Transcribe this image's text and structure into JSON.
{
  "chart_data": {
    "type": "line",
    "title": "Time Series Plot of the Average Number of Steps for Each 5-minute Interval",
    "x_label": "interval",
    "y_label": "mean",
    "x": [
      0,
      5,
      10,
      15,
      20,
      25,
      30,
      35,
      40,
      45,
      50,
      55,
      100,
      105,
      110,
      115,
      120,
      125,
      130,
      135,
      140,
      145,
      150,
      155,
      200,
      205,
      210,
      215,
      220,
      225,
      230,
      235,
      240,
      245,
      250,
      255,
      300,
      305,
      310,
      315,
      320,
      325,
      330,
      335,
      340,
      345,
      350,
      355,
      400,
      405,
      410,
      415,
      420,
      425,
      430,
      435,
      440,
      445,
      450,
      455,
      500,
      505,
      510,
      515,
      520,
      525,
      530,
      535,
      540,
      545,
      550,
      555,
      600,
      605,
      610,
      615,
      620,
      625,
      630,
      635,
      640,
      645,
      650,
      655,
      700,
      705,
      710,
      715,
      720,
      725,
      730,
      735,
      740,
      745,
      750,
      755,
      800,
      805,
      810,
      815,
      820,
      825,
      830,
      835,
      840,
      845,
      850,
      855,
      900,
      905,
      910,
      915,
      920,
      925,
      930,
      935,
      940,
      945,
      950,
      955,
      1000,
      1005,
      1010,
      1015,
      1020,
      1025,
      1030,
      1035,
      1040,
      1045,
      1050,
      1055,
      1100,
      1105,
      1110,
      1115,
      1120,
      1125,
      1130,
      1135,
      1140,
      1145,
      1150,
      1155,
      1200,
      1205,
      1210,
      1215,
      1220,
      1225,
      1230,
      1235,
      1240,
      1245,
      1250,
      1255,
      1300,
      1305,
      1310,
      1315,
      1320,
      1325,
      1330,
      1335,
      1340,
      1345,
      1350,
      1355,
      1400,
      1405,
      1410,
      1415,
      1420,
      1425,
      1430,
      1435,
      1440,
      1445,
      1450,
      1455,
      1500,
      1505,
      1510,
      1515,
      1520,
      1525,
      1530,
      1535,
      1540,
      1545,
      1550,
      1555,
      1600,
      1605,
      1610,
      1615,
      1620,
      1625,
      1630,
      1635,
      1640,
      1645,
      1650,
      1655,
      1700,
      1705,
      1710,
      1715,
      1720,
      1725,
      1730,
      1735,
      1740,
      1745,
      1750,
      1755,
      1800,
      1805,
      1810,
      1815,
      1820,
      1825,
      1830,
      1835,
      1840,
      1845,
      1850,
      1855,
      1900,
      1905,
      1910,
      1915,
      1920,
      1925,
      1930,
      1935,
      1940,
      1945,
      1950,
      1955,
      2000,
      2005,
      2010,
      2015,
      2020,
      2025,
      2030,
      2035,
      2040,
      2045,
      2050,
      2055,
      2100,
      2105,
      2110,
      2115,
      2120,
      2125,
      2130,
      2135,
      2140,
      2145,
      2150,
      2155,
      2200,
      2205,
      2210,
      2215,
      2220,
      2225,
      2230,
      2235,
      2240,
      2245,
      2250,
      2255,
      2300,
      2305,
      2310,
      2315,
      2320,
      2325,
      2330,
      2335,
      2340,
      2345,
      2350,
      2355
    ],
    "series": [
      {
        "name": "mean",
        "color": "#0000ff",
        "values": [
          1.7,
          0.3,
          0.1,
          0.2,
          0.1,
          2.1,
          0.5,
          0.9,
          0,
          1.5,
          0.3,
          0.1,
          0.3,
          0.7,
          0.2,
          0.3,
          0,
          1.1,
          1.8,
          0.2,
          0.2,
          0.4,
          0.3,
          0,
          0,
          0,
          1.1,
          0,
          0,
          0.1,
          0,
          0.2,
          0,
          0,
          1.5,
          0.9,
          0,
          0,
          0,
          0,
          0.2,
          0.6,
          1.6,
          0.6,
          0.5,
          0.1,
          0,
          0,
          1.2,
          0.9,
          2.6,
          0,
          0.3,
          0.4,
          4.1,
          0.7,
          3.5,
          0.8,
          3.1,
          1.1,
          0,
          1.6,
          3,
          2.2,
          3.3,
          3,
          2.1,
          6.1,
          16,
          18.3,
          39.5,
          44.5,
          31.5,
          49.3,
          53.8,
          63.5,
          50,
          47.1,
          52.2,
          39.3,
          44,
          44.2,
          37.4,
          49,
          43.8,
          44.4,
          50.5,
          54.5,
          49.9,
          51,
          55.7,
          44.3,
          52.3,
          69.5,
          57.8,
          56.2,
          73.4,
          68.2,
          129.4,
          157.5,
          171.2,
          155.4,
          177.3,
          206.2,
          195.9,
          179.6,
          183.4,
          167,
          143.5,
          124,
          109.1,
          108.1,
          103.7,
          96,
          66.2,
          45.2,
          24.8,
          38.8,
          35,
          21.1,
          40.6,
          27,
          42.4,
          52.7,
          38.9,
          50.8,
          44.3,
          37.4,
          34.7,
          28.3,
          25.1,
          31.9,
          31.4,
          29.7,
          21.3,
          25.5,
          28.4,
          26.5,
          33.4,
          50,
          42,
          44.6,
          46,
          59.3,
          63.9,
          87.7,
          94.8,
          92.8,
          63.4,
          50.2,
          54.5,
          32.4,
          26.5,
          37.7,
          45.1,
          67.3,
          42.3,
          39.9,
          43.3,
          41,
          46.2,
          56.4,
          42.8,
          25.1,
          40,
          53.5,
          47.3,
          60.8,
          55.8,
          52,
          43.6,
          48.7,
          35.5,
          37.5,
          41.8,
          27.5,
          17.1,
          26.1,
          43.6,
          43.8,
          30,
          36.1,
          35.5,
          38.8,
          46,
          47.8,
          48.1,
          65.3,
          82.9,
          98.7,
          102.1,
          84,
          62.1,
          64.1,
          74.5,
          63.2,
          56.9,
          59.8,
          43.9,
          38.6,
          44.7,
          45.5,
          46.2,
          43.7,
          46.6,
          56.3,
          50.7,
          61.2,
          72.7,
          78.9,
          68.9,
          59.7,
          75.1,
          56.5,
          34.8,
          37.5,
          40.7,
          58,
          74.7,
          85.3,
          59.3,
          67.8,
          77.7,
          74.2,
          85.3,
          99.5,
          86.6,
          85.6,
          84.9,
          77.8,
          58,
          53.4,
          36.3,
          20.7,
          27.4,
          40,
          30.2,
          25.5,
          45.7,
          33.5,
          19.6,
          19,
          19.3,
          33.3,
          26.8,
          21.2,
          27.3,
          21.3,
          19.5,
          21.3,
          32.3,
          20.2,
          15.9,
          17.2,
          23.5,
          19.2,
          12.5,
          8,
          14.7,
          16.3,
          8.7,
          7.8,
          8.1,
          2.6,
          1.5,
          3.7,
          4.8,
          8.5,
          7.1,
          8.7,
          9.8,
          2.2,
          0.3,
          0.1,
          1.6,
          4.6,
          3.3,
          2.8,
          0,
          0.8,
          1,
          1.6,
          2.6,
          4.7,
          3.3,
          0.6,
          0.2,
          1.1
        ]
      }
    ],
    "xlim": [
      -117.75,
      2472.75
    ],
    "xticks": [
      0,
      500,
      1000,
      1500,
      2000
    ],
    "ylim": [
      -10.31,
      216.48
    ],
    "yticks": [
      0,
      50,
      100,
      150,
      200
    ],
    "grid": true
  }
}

::::

Directions for this task
Transcribe every line of the data, exactly as it stands.

Response to this exercise
Transcribe this image's text and structure into JSON.
{
  "chart_data": {
    "type": "line",
    "title": "Time Series Plot of the Average Number of Steps for Each 5-minute Interval",
    "x_label": "interval",
    "y_label": "mean",
    "x": [
      0,
      5,
      10,
      15,
      20,
      25,
      30,
      35,
      40,
      45,
      50,
      55,
      100,
      105,
      110,
      115,
      120,
      125,
      130,
      135,
      140,
      145,
      150,
      155,
      200,
      205,
      210,
      215,
      220,
      225,
      230,
      235,
      240,
      245,
      250,
      255,
      300,
      305,
      310,
      315,
      320,
      325,
      330,
      335,
      340,
      345,
      350,
      355,
      400,
      405,
      410,
      415,
      420,
      425,
      430,
      435,
      440,
      445,
      450,
      455,
      500,
      505,
      510,
      515,
      520,
      525,
      530,
      535,
      540,
      545,
      550,
      555,
      600,
      605,
      610,
      615,
      620,
      625,
      630,
      635,
      640,
      645,
      650,
      655,
      700,
      705,
      710,
      715,
      720,
      725,
      730,
      735,
      740,
      745,
      750,
      755,
      800,
      805,
      810,
      815,
      820,
      825,
      830,
      835,
      840,
      845,
      850,
      855,
      900,
      905,
      910,
      915,
      920,
      925,
      930,
      935,
      940,
      945,
      950,
      955,
      1000,
      1005,
      1010,
      1015,
      1020,
      1025,
      1030,
      1035,
      1040,
      1045,
      1050,
      1055,
      1100,
      1105,
      1110,
      1115,
      1120,
      1125,
      1130,
      1135,
      1140,
      1145,
      1150,
      1155,
      1200,
      1205,
      1210,
      1215,
      1220,
      1225,
      1230,
      1235,
      1240,
      1245,
      1250,
      1255,
      1300,
      1305,
      1310,
      1315,
      1320,
      1325,
      1330,
      1335,
      1340,
      1345,
      1350,
      1355,
      1400,
      1405,
      1410,
      1415,
      1420,
      1425,
      1430,
      1435,
      1440,
      1445,
      1450,
      1455,
      1500,
      1505,
      1510,
      1515,
      1520,
      1525,
      1530,
      1535,
      1540,
      1545,
      1550,
      1555,
      1600,
      1605,
      1610,
      1615,
      1620,
      1625,
      1630,
      1635,
      1640,
      1645,
      1650,
      1655,
      1700,
      1705,
      1710,
      1715,
      1720,
      1725,
      1730,
      1735,
      1740,
      1745,
      1750,
      1755,
      1800,
      1805,
      1810,
      1815,
      1820,
      1825,
      1830,
      1835,
      1840,
      1845,
      1850,
      1855,
      1900,
      1905,
      1910,
      1915,
      1920,
      1925,
      1930,
      1935,
      1940,
      1945,
      1950,
      1955,
      2000,
      2005,
      2010,
      2015,
      2020,
      2025,
      2030,
      2035,
      2040,
      2045,
      2050,
      2055,
      2100,
      2105,
      2110,
      2115,
      2120,
      2125,
      2130,
      2135,
      2140,
      2145,
      2150,
      2155,
      2200,
      2205,
      2210,
      2215,
      2220,
      2225,
      2230,
      2235,
      2240,
      2245,
      2250,
      2255,
      2300,
      2305,
      2310,
      2315,
      2320,
      2325,
      2330,
      2335,
      2340,
      2345,
      2350,
      2355
    ],
    "series": [
      {
        "name": "mean",
        "color": "#0000ff",
        "values": [
          1.7,
          0.3,
          0.1,
          0.2,
          0.1,
          2.1,
          0.5,
          0.9,
          0,
          1.5,
          0.3,
          0.1,
          0.3,
          0.7,
          0.2,
          0.3,
          0,
          1.1,
          1.8,
          0.2,
          0.2,
          0.4,
          0.3,
          0,
          0,
          0,
          1.1,
          0,
          0,
          0.1,
          0,
          0.2,
          0,
          0,
          1.5,
          0.9,
          0,
          0,
          0,
          0,
          0.2,
          0.6,
          1.6,
          0.6,
          0.5,
          0.1,
          0,
          0,
          1.2,
          0.9,
          2.6,
          0,
          0.3,
          0.4,
          4.1,
          0.7,
          3.5,
          0.8,
          3.1,
          1.1,
          0,
          1.6,
          3,
          2.2,
          3.3,
          3,
          2.1,
          6.1,
          16,
          18.3,
          39.5,
          44.5,
          31.5,
          49.3,
          53.8,
          63.5,
          50,
          47.1,
          52.2,
          39.3,
          44,
          44.2,
          37.4,
          49,
          43.8,
          44.4,
          50.5,
          54.5,
          49.9,
          51,
          55.7,
          44.3,
          52.3,
          69.5,
          57.8,
          56.2,
          73.4,
          68.2,
          129.4,
          157.5,
          171.2,
          155.4,
          177.3,
          206.2,
          195.9,
          179.6,
          183.4,
          167,
          143.5,
          124,
          109.1,
          108.1,
          103.7,
          96,
          66.2,
          45.2,
          24.8,
          38.8,
          35,
          21.1,
          40.6,
          27,
          42.4,
          52.7,
          38.9,
          50.8,
          44.3,
          37.4,
          34.7,
          28.3,
          25.1,
          31.9,
          31.4,
          29.7,
          21.3,
          25.5,
          28.4,
          26.5,
          33.4,
          50,
          42,
          44.6,
          46,
          59.3,
          63.9,
          87.7,
          94.8,
          92.8,
          63.4,
          50.2,
          54.5,
          32.4,
          26.5,
          37.7,
          45.1,
          67.3,
          42.3,
          39.9,
          43.3,
          41,
          46.2,
          56.4,
          42.8,
          25.1,
          40,
          53.5,
          47.3,
          60.8,
          55.8,
          52,
          43.6,
          48.7,
          35.5,
          37.5,
          41.8,
          27.5,
          17.1,
          26.1,
          43.6,
          43.8,
          30,
          36.1,
          35.5,
          38.8,
          46,
          47.8,
          48.1,
          65.3,
          82.9,
          98.7,
          102.1,
          84,
          62.1,
          64.1,
          74.5,
          63.2,
          56.9,
          59.8,
          43.9,
          38.6,
          44.7,
          45.5,
          46.2,
          43.7,
          46.6,
          56.3,
          50.7,
          61.2,
          72.7,
          78.9,
          68.9,
          59.7,
          75.1,
          56.5,
          34.8,
          37.5,
          40.7,
          58,
          74.7,
          85.3,
          59.3,
          67.8,
          77.7,
          74.2,
          85.3,
          99.5,
          86.6,
          85.6,
          84.9,
          77.8,
          58,
          53.4,
          36.3,
          20.7,
          27.4,
          40,
          30.2,
          25.5,
          45.7,
          33.5,
          19.6,
          19,
          19.3,
          33.3,
          26.8,
          21.2,
          27.3,
          21.3,
          19.5,
          21.3,
          32.3,
          20.2,
          15.9,
          17.2,
          23.5,
          19.2,
          12.5,
          8,
          14.7,
          16.3,
          8.7,
          7.8,
          8.1,
          2.6,
          1.5,
          3.7,
          4.8,
          8.5,
          7.1,
          8.7,
          9.8,
          2.2,
          0.3,
          0.1,
          1.6,
          4.6,
          3.3,
          2.8,
          0,
          0.8,
          1,
          1.6,
          2.6,
          4.7,
          3.3,
          0.6,
          0.2,
          1.1
        ]
      }
    ],
    "xlim": [
      -117.75,
      2472.75
    ],
    "xticks": [
      0,
      500,
      1000,
      1500,
      2000
    ],
    "ylim": [
      -10.31,
      216.48
    ],
    "yticks": [
      0,
      50,
      100,
      150,
      200
    ],
    "grid": true
  }
}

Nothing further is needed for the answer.